*EXERCISE REQUIREMENTS*: Of the lines in the listing below, how many hold "JSON"? Answer with the number only.

*RECORD LIST*:

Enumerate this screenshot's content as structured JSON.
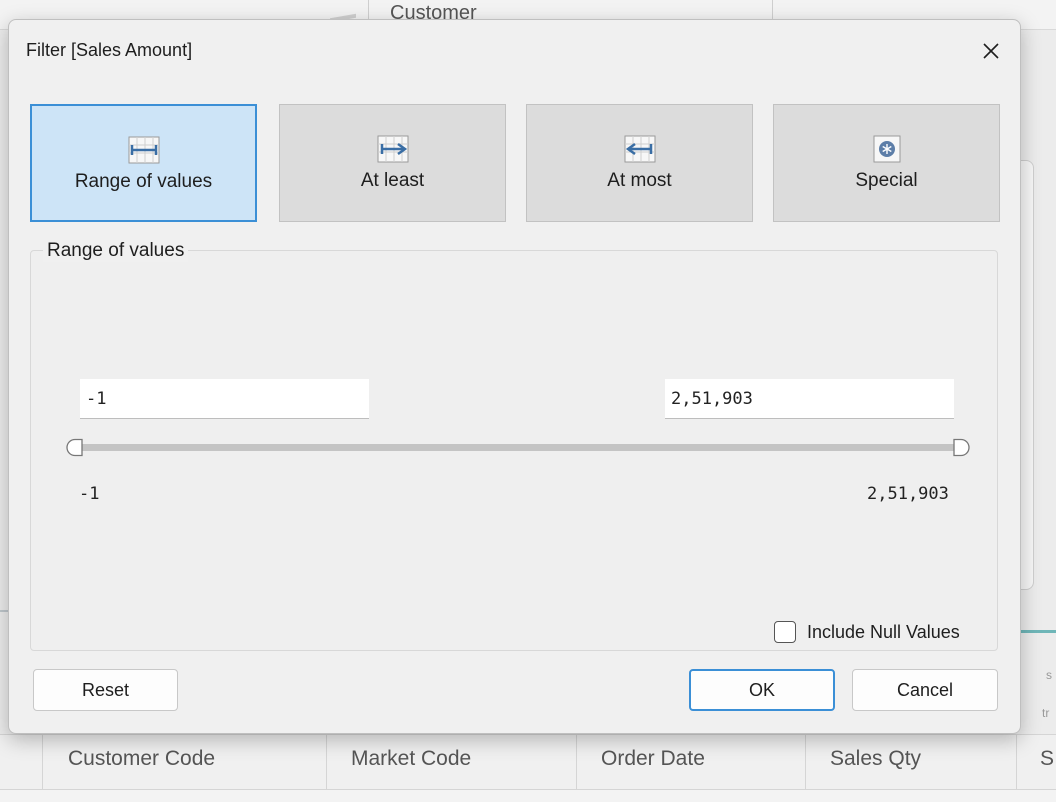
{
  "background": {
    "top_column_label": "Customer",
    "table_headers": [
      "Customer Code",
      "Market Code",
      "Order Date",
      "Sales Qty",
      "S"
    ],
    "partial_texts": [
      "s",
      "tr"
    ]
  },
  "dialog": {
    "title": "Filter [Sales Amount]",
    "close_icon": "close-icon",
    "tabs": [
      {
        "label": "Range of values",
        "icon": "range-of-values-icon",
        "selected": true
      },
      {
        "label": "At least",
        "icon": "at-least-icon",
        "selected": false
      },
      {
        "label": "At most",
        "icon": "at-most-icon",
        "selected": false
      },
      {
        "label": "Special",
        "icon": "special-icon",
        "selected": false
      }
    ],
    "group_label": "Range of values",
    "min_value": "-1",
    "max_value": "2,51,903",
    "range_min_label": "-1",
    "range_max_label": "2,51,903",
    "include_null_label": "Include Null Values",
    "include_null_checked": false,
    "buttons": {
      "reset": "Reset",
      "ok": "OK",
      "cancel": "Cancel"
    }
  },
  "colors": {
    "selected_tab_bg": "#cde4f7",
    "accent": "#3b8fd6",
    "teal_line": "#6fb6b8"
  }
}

--

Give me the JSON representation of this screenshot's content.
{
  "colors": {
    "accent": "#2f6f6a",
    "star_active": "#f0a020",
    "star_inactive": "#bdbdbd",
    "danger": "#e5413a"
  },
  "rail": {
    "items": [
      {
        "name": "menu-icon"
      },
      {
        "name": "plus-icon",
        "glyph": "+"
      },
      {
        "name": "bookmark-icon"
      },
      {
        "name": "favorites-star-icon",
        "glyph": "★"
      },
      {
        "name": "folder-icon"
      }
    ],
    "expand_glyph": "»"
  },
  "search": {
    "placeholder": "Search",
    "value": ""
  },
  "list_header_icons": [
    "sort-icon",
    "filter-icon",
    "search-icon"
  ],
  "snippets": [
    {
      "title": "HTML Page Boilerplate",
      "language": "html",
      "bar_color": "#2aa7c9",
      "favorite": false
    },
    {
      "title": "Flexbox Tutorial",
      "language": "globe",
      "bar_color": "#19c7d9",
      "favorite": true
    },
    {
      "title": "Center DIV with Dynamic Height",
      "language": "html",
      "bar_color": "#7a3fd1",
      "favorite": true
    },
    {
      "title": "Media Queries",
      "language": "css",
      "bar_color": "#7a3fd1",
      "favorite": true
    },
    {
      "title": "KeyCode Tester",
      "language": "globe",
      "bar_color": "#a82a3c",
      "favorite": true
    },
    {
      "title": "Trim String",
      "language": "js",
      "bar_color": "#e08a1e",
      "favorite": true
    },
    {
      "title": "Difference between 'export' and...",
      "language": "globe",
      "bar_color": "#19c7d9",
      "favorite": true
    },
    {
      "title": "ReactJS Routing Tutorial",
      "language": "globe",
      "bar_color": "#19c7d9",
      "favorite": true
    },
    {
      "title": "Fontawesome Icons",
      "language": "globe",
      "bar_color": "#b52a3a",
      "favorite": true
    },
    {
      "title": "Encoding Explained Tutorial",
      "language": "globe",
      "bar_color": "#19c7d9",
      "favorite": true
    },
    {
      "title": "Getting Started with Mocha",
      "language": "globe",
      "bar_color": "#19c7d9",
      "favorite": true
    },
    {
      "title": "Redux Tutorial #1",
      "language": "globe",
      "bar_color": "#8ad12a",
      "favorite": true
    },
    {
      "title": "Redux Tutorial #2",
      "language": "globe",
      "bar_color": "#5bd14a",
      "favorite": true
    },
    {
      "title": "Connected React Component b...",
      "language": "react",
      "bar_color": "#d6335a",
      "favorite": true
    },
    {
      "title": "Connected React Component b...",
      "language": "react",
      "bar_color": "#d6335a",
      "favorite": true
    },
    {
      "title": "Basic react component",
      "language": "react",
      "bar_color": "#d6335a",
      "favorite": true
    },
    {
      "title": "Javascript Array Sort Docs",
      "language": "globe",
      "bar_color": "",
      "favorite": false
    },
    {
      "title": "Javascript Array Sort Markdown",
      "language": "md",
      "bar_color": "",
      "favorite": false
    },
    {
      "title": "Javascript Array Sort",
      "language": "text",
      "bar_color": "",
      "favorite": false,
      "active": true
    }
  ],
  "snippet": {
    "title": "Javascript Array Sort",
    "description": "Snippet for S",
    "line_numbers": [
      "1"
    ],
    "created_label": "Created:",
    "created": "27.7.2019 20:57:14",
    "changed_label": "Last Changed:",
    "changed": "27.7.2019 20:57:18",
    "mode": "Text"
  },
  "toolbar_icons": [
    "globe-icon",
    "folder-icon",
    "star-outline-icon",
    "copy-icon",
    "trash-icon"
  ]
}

*RESPONSE TO THE TASK*: 2